[START AVAILABLE RECORDS]
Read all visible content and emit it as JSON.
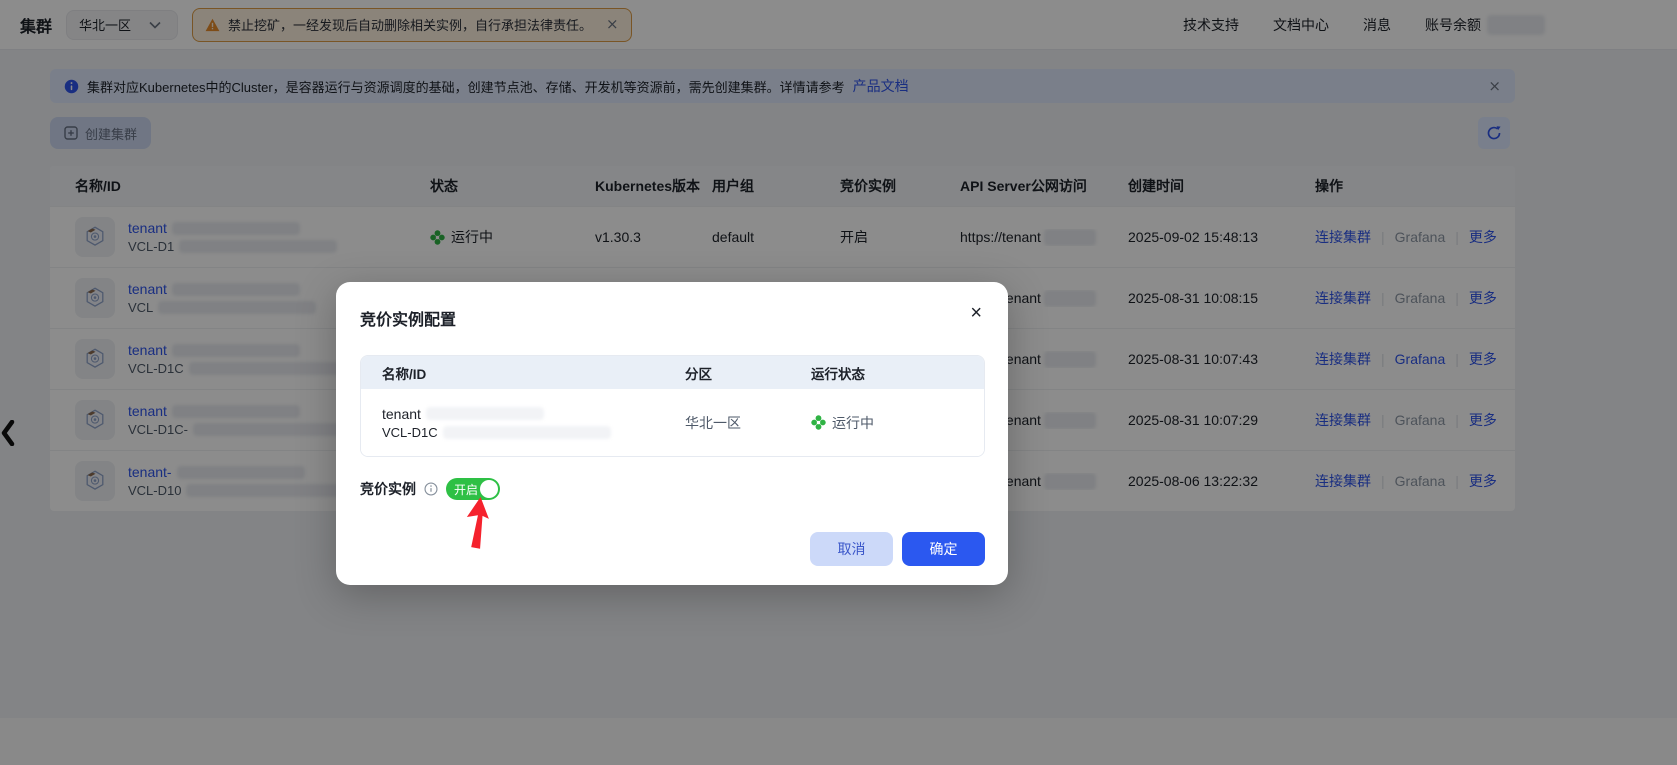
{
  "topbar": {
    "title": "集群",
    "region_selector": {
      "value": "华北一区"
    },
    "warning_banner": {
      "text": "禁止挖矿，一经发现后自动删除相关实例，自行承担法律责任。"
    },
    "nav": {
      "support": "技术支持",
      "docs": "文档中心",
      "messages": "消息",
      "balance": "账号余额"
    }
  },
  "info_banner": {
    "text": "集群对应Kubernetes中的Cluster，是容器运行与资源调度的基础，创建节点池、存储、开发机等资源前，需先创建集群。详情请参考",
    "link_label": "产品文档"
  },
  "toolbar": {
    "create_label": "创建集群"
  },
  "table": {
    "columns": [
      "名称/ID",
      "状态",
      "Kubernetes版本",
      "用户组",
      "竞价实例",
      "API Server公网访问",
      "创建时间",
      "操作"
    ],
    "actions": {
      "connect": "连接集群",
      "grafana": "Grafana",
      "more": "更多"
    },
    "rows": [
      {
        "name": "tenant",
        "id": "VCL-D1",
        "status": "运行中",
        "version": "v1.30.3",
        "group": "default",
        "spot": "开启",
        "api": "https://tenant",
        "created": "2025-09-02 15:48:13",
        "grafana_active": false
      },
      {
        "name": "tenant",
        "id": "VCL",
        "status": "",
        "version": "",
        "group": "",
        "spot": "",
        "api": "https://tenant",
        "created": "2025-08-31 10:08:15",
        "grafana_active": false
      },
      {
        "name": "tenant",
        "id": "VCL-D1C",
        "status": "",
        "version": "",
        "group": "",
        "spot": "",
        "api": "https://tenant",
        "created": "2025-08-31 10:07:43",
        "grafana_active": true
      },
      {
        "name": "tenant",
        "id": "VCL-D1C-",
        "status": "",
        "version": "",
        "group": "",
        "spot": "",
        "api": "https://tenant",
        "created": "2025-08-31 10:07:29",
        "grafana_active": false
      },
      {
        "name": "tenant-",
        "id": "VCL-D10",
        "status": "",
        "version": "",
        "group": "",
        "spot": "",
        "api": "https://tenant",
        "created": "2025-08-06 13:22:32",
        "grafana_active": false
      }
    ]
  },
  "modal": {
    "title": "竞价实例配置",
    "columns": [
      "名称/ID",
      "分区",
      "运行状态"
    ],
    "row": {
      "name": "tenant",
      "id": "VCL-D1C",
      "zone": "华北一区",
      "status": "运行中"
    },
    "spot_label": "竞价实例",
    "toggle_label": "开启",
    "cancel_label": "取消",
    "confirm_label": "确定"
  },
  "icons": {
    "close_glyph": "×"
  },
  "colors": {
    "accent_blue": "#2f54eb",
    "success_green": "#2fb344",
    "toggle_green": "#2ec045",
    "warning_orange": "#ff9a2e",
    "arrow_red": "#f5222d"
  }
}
[END AVAILABLE RECORDS]
TO BE DONE :: Repeat the records word for word. Any picture in them should be left out.

SOLUTION TO THIS TASK ::
Read all visible content and emit it as JSON.
{
  "topbar": {
    "title": "集群",
    "region_selector": {
      "value": "华北一区"
    },
    "warning_banner": {
      "text": "禁止挖矿，一经发现后自动删除相关实例，自行承担法律责任。"
    },
    "nav": {
      "support": "技术支持",
      "docs": "文档中心",
      "messages": "消息",
      "balance": "账号余额"
    }
  },
  "info_banner": {
    "text": "集群对应Kubernetes中的Cluster，是容器运行与资源调度的基础，创建节点池、存储、开发机等资源前，需先创建集群。详情请参考",
    "link_label": "产品文档"
  },
  "toolbar": {
    "create_label": "创建集群"
  },
  "table": {
    "columns": [
      "名称/ID",
      "状态",
      "Kubernetes版本",
      "用户组",
      "竞价实例",
      "API Server公网访问",
      "创建时间",
      "操作"
    ],
    "actions": {
      "connect": "连接集群",
      "grafana": "Grafana",
      "more": "更多"
    },
    "rows": [
      {
        "name": "tenant",
        "id": "VCL-D1",
        "status": "运行中",
        "version": "v1.30.3",
        "group": "default",
        "spot": "开启",
        "api": "https://tenant",
        "created": "2025-09-02 15:48:13",
        "grafana_active": false
      },
      {
        "name": "tenant",
        "id": "VCL",
        "status": "",
        "version": "",
        "group": "",
        "spot": "",
        "api": "https://tenant",
        "created": "2025-08-31 10:08:15",
        "grafana_active": false
      },
      {
        "name": "tenant",
        "id": "VCL-D1C",
        "status": "",
        "version": "",
        "group": "",
        "spot": "",
        "api": "https://tenant",
        "created": "2025-08-31 10:07:43",
        "grafana_active": true
      },
      {
        "name": "tenant",
        "id": "VCL-D1C-",
        "status": "",
        "version": "",
        "group": "",
        "spot": "",
        "api": "https://tenant",
        "created": "2025-08-31 10:07:29",
        "grafana_active": false
      },
      {
        "name": "tenant-",
        "id": "VCL-D10",
        "status": "",
        "version": "",
        "group": "",
        "spot": "",
        "api": "https://tenant",
        "created": "2025-08-06 13:22:32",
        "grafana_active": false
      }
    ]
  },
  "modal": {
    "title": "竞价实例配置",
    "columns": [
      "名称/ID",
      "分区",
      "运行状态"
    ],
    "row": {
      "name": "tenant",
      "id": "VCL-D1C",
      "zone": "华北一区",
      "status": "运行中"
    },
    "spot_label": "竞价实例",
    "toggle_label": "开启",
    "cancel_label": "取消",
    "confirm_label": "确定"
  },
  "icons": {
    "close_glyph": "×"
  },
  "colors": {
    "accent_blue": "#2f54eb",
    "success_green": "#2fb344",
    "toggle_green": "#2ec045",
    "warning_orange": "#ff9a2e",
    "arrow_red": "#f5222d"
  }
}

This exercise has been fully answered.